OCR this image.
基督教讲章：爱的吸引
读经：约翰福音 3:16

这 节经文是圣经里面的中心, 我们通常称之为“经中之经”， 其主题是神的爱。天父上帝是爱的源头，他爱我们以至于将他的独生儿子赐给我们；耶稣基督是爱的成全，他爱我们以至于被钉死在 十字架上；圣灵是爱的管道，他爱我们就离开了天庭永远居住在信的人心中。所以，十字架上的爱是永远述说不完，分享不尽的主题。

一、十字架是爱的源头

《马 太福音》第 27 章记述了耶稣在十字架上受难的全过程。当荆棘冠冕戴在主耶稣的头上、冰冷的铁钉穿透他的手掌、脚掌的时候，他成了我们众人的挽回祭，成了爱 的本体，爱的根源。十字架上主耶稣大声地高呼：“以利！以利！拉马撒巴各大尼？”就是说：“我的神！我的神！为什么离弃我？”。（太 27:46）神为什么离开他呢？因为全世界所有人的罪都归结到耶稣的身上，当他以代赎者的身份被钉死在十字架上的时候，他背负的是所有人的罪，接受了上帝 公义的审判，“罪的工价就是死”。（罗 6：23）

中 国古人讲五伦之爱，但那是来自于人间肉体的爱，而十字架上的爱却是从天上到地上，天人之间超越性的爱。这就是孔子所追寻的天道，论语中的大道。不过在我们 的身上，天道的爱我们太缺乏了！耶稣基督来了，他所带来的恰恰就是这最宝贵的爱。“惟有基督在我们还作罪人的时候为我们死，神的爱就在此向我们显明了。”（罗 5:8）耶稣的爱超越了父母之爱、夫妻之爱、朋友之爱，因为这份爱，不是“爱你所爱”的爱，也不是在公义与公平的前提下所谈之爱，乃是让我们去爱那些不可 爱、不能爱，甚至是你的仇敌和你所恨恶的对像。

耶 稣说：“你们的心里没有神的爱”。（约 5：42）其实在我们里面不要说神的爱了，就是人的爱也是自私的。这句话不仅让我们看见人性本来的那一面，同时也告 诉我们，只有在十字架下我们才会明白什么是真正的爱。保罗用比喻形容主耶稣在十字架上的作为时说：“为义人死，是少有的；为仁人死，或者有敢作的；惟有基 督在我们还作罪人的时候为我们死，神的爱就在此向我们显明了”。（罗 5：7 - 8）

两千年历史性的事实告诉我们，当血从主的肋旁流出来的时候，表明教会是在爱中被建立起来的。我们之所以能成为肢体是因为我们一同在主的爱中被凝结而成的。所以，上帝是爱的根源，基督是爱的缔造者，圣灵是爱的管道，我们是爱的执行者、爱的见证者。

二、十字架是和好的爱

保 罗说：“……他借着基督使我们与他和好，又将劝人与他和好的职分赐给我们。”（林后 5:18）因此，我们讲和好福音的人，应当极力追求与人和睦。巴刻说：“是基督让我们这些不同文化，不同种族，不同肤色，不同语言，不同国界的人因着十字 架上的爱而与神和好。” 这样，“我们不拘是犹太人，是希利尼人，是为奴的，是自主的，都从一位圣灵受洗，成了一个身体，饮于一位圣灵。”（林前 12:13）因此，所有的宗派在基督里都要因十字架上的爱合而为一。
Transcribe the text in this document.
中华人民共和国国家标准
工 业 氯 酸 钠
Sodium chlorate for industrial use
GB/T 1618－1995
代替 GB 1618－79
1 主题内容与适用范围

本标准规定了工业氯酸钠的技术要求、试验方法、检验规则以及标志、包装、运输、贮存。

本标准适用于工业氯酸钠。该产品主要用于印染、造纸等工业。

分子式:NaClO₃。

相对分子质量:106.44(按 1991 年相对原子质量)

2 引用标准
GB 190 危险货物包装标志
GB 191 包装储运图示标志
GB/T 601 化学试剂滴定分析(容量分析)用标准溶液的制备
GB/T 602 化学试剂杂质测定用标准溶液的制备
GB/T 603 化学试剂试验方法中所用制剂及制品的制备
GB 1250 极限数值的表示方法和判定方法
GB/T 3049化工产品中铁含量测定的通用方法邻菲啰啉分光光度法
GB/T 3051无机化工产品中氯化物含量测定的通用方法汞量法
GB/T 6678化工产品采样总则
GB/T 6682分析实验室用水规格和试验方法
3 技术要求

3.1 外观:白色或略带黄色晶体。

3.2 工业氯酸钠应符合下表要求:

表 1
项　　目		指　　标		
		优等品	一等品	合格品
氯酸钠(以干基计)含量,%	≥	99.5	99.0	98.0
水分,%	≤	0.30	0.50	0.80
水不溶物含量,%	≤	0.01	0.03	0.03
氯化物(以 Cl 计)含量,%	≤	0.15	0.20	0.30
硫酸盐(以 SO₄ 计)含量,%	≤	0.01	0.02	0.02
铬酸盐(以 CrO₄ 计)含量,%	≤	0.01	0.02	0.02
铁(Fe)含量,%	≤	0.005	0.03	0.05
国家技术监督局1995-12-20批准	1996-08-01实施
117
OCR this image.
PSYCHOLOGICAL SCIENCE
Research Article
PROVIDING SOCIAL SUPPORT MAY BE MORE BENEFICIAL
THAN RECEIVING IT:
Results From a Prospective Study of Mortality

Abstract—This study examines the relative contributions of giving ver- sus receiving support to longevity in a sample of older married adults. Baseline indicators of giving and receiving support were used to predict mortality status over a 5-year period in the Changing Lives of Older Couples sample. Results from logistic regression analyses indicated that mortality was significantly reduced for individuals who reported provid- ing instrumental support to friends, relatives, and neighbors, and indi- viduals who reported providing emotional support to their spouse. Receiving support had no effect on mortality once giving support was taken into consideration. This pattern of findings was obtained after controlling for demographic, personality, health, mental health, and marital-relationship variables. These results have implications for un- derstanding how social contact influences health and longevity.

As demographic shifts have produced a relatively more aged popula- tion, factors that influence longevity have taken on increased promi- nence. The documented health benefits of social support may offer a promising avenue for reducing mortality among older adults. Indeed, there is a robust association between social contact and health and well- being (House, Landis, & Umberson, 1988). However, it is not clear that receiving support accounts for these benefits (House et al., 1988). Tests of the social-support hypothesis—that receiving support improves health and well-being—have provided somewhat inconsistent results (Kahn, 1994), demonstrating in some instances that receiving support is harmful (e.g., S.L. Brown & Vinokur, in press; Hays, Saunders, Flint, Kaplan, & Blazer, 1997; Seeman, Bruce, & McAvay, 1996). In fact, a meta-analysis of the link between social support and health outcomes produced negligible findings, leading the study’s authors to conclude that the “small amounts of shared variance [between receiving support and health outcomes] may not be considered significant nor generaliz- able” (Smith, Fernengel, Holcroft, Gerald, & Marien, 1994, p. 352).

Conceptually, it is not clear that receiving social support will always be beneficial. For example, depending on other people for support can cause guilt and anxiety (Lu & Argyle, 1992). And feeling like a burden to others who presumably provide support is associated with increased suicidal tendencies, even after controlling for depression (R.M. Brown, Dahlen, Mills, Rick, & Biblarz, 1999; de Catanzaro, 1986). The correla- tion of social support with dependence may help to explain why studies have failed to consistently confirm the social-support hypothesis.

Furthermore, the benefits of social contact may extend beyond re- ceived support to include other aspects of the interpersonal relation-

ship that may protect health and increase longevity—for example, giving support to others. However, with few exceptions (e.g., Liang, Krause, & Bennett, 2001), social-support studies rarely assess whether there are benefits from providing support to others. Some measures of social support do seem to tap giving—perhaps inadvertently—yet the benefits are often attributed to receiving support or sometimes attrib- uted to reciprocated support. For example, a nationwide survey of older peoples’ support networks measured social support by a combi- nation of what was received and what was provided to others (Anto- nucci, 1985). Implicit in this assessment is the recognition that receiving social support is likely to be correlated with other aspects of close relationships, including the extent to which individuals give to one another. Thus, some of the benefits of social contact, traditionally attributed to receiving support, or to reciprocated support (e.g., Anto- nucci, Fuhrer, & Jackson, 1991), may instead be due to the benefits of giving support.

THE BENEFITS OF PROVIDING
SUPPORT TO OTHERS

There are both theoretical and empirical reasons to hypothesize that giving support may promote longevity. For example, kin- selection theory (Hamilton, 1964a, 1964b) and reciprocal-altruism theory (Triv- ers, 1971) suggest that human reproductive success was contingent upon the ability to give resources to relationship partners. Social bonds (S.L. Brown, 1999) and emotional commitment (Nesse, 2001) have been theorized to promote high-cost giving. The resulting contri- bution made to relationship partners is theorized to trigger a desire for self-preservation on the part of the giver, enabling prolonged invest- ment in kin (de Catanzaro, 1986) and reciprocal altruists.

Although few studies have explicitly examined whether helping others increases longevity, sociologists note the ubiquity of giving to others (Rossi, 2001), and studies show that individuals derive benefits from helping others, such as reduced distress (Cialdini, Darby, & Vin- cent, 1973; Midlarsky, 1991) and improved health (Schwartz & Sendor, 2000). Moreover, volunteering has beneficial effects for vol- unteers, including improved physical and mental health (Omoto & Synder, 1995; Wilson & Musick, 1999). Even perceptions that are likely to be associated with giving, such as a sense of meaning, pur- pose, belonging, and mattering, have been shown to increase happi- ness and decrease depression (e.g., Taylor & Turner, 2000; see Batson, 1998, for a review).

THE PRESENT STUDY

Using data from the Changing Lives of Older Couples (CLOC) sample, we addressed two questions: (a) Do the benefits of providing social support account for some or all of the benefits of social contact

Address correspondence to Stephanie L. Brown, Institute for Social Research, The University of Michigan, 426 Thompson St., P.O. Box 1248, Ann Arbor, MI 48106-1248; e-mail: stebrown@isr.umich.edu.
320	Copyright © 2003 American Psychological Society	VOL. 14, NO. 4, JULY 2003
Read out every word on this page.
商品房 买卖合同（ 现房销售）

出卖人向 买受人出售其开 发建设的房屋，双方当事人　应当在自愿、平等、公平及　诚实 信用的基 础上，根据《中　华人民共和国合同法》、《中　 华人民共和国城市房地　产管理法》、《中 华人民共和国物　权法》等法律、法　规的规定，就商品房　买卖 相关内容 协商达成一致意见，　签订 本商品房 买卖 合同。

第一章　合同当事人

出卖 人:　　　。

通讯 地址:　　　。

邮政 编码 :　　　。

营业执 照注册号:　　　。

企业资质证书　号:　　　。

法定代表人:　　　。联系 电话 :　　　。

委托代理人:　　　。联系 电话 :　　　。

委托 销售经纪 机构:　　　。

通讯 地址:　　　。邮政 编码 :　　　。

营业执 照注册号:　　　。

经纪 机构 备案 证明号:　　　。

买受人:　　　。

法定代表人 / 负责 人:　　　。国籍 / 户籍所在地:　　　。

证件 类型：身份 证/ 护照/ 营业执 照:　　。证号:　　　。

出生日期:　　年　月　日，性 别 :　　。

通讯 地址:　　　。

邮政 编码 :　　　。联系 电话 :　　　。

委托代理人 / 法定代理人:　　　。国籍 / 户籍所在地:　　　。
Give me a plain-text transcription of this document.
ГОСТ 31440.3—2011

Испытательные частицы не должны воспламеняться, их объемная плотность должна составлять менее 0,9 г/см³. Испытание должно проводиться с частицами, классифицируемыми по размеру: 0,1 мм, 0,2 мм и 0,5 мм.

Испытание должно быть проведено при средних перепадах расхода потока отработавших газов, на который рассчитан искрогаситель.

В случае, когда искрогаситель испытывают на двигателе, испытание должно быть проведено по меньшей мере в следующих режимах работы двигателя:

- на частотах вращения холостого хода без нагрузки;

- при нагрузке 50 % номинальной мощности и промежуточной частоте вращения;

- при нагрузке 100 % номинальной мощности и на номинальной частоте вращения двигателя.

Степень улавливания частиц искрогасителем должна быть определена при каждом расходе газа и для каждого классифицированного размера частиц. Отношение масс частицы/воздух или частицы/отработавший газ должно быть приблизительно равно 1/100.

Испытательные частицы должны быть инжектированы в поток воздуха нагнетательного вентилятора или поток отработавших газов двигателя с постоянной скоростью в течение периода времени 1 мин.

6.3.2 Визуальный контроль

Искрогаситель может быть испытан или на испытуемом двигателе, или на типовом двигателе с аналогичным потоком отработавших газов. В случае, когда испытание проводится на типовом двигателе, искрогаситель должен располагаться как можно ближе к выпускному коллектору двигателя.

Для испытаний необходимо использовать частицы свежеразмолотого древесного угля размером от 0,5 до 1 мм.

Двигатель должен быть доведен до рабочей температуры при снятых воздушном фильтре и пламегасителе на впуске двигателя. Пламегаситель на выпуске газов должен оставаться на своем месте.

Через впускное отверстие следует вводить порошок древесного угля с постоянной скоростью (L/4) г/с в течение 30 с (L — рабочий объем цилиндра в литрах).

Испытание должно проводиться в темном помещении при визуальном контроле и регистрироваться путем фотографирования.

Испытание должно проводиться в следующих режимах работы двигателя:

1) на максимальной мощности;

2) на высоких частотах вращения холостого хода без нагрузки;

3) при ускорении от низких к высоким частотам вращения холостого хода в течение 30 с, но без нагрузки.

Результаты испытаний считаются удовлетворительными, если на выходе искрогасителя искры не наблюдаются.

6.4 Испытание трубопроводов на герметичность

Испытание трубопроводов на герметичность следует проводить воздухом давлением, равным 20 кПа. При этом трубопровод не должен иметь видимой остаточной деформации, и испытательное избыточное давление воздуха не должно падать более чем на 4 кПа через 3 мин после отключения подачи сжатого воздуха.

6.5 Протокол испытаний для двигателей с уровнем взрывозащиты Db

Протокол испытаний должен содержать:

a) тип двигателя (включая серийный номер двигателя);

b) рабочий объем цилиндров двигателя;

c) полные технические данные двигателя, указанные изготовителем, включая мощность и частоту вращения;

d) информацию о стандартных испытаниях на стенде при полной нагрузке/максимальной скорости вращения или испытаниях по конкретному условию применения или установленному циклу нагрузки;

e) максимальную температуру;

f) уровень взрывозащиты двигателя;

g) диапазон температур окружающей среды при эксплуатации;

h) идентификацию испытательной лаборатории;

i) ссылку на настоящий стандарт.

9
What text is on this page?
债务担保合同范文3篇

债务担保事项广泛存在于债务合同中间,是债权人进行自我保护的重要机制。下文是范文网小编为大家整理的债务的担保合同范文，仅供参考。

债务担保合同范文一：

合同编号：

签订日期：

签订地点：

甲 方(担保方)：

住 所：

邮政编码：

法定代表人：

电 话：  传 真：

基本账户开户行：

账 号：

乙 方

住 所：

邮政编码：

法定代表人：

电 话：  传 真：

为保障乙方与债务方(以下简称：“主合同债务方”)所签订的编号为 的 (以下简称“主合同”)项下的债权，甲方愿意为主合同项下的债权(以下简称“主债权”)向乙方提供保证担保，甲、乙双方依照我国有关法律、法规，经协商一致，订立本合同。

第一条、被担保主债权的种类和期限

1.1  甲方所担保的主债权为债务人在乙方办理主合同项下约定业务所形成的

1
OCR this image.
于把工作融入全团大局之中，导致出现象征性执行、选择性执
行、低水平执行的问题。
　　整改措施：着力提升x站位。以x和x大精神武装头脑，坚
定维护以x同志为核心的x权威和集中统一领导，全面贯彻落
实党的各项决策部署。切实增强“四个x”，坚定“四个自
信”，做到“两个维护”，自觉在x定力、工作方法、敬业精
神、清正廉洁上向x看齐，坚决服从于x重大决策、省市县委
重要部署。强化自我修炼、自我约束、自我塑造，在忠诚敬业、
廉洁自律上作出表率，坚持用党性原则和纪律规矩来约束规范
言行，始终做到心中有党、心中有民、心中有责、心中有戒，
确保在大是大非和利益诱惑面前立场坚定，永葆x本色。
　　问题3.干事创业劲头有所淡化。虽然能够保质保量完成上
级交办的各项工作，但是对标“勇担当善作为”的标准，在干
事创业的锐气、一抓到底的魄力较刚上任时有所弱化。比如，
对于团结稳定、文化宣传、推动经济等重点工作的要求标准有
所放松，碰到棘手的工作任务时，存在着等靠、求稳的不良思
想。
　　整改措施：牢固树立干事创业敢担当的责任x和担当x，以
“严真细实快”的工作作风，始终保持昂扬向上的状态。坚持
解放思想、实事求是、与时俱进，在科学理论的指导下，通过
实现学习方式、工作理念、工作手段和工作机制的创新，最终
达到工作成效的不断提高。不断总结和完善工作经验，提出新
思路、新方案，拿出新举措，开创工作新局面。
______________________________
- [TASK TO CARRY OUT]:
Where a line of the entries contains the word "Протокол", copy that line.

- [COMPLETED TASK]:
6.5 Протокол испытаний для двигателей с уровнем взрывозащиты Db
Протокол испытаний должен содержать:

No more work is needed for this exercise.